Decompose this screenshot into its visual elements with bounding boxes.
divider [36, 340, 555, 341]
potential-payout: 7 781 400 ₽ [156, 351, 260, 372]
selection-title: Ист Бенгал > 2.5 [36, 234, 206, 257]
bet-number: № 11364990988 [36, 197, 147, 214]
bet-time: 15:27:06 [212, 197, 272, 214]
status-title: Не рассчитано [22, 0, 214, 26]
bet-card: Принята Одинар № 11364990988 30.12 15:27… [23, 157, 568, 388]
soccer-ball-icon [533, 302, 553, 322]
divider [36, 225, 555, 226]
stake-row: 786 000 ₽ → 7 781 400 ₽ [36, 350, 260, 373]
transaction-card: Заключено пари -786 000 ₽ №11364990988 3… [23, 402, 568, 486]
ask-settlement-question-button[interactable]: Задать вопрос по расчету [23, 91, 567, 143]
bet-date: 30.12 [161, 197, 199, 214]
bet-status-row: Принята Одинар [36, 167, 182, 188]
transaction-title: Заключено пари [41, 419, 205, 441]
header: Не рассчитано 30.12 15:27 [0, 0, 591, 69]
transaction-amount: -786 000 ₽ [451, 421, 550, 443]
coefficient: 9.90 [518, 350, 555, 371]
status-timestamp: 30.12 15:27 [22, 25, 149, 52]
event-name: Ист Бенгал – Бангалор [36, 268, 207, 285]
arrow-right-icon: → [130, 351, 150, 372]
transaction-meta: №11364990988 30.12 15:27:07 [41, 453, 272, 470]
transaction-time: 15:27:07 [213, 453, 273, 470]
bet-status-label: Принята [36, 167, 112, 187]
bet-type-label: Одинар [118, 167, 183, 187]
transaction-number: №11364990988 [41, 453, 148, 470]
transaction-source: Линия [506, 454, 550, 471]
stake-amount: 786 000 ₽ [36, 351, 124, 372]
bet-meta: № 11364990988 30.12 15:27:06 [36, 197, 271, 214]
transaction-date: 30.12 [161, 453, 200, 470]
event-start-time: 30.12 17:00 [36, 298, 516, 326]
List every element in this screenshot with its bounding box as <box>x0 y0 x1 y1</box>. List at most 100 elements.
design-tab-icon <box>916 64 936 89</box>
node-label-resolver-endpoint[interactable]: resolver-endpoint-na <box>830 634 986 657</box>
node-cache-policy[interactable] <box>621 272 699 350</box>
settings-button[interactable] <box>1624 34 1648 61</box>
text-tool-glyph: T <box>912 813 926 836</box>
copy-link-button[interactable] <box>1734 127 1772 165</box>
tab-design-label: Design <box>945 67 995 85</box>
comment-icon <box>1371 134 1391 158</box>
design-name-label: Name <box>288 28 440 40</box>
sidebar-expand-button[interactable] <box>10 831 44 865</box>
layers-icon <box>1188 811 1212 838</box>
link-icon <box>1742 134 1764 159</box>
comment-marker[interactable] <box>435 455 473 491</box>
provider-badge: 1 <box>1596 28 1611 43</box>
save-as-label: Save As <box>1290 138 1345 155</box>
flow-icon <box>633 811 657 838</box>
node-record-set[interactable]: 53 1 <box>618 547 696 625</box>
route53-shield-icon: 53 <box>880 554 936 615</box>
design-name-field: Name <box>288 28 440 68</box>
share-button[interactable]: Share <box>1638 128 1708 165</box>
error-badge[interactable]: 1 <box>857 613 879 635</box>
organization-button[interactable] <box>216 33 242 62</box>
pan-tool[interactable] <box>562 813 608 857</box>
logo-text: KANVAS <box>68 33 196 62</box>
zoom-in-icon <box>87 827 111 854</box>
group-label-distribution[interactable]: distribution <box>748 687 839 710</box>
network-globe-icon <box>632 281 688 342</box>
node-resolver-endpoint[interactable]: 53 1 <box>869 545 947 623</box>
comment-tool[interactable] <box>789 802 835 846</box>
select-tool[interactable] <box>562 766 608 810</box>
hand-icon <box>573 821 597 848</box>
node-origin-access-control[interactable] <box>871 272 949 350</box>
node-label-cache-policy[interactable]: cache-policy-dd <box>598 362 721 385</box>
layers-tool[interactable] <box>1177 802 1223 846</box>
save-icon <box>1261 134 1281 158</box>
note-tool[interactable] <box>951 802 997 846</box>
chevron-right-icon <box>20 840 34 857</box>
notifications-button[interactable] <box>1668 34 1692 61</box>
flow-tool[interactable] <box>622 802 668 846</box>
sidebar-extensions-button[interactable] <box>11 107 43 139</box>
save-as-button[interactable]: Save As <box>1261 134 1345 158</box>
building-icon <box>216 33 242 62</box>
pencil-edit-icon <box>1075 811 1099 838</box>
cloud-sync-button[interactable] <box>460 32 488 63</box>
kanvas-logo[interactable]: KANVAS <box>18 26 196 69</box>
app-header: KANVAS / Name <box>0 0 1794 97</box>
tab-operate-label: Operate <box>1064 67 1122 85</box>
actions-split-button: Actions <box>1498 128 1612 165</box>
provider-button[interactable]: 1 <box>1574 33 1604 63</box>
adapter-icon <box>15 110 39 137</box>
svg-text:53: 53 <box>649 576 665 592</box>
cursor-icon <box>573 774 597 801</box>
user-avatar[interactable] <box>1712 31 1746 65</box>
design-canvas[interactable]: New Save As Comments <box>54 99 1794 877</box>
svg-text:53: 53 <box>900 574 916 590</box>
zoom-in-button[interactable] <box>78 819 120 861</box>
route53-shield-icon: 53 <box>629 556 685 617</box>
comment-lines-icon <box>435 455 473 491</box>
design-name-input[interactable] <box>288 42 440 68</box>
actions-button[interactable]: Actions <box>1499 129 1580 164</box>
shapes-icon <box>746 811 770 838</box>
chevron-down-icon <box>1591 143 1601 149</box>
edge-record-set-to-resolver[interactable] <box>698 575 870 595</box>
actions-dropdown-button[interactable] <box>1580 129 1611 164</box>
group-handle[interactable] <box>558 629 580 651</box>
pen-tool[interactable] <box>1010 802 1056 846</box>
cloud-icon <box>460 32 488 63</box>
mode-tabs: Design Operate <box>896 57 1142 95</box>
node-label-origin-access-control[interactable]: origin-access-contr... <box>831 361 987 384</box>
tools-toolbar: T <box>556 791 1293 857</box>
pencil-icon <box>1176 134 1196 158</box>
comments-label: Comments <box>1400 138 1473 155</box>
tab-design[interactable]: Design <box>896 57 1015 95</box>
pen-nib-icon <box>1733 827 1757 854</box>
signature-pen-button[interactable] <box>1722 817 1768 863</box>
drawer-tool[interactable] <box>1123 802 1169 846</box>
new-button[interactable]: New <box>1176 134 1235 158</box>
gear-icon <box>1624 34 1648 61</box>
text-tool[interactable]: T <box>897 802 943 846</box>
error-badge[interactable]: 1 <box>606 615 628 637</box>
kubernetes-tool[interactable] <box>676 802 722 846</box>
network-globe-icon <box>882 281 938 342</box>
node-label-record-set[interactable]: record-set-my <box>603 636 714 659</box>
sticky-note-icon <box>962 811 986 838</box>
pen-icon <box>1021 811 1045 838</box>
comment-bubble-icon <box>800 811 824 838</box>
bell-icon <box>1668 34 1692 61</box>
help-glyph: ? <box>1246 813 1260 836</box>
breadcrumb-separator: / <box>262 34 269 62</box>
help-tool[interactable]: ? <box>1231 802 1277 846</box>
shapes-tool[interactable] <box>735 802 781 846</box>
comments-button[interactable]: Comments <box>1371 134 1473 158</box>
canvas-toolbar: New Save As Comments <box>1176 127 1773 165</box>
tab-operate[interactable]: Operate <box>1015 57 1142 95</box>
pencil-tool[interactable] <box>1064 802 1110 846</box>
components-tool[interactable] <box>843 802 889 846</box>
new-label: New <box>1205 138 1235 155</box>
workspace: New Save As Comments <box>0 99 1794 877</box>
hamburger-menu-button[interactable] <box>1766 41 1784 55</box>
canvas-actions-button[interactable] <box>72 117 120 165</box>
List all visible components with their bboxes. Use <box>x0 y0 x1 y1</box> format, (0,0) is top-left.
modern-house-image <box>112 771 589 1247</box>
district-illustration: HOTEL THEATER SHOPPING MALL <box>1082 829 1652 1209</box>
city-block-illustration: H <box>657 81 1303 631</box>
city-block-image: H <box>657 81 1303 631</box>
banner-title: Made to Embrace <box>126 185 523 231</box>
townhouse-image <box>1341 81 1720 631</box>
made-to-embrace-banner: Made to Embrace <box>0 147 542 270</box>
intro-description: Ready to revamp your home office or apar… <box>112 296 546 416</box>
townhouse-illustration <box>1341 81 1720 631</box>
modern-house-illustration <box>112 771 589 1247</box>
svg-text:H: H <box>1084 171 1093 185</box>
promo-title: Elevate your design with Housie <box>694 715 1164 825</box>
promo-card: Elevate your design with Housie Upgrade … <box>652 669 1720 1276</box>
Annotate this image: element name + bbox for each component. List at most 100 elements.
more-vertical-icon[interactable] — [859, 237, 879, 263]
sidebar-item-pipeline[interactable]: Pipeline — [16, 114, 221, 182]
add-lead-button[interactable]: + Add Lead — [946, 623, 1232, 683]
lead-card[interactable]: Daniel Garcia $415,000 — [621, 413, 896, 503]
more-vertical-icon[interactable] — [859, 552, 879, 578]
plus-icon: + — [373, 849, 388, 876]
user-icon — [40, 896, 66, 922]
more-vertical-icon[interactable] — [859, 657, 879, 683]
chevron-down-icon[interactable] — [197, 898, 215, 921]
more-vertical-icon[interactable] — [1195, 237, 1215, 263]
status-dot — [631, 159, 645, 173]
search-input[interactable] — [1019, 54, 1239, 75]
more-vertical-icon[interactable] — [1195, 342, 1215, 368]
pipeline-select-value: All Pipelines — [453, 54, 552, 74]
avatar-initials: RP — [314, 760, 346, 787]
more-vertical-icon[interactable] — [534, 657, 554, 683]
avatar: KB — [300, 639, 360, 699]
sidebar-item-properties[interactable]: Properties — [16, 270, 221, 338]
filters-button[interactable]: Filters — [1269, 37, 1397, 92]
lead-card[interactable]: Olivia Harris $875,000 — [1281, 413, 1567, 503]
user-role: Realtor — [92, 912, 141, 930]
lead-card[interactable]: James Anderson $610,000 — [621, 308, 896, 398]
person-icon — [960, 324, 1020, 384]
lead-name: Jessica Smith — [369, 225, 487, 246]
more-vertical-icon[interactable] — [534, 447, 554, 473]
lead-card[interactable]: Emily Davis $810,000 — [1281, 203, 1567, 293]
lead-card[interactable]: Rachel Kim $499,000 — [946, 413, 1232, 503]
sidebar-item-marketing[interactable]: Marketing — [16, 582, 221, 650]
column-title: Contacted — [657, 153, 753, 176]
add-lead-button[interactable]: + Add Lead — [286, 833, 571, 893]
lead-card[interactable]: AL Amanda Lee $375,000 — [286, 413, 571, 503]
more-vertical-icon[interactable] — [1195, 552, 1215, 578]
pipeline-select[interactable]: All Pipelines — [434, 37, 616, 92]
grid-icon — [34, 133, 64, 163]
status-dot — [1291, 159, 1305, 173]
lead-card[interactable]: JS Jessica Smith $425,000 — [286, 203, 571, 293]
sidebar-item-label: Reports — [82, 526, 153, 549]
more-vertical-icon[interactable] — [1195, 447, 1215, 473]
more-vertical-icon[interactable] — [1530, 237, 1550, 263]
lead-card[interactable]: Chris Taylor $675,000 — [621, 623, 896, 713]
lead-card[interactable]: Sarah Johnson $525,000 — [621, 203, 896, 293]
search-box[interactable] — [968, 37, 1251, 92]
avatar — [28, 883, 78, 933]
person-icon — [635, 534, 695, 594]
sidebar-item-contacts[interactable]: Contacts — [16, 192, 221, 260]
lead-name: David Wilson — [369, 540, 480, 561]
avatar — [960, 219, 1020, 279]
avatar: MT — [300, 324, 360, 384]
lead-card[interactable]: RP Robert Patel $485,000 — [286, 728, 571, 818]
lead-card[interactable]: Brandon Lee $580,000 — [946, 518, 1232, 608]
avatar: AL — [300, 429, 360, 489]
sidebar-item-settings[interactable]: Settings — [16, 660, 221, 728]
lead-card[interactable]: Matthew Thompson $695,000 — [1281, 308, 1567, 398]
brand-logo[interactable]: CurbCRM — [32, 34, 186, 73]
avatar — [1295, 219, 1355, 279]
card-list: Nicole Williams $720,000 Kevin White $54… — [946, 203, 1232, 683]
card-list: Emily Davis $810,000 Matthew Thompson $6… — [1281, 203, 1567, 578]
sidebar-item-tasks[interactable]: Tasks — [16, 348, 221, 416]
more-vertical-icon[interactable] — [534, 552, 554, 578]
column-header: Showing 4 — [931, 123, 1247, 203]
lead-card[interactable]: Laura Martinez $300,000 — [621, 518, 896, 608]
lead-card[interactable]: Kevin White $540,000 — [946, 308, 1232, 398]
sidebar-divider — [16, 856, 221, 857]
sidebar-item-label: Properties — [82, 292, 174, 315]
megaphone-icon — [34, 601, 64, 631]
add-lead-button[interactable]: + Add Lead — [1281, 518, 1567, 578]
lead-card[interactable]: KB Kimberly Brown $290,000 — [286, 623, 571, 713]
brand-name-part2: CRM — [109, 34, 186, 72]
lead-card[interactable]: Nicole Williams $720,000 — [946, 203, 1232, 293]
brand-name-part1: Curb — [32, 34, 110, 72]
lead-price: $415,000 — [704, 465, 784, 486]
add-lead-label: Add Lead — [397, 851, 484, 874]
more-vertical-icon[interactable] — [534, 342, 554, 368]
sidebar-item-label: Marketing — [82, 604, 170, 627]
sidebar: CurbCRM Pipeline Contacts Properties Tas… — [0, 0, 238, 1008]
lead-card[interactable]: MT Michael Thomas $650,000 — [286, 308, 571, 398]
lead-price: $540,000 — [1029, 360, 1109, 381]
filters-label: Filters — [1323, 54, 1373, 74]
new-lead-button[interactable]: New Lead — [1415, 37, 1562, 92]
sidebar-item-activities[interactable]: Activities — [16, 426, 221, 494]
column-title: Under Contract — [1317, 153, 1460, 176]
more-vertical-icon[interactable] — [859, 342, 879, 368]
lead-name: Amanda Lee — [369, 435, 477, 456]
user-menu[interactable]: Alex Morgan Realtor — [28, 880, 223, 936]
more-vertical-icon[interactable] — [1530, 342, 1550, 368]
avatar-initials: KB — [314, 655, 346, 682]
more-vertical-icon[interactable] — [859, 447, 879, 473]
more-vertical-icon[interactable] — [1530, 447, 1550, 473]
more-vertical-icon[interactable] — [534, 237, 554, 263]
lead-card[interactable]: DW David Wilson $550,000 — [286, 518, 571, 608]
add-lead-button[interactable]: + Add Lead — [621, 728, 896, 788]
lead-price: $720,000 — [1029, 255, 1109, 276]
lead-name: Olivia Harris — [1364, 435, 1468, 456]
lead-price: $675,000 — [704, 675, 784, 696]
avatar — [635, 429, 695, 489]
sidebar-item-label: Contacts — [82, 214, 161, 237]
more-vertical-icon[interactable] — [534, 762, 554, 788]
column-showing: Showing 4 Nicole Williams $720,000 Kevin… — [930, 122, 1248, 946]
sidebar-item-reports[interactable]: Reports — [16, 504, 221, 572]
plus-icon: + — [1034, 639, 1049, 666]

● The exercise
Rewrite everything from the start of the listing down to the line containing "stake-row: 786 000", replacing "divider" with "separator" and leaving all else unchanged.

● Response
Decompose this screenshot into its visual elements with bounding boxes.
separator [36, 340, 555, 341]
potential-payout: 7 781 400 ₽ [156, 351, 260, 372]
selection-title: Ист Бенгал > 2.5 [36, 234, 206, 257]
bet-number: № 11364990988 [36, 197, 147, 214]
bet-time: 15:27:06 [212, 197, 272, 214]
status-title: Не рассчитано [22, 0, 214, 26]
bet-card: Принята Одинар № 11364990988 30.12 15:27… [23, 157, 568, 388]
soccer-ball-icon [533, 302, 553, 322]
separator [36, 225, 555, 226]
stake-row: 786 000 ₽ → 7 781 400 ₽ [36, 350, 260, 373]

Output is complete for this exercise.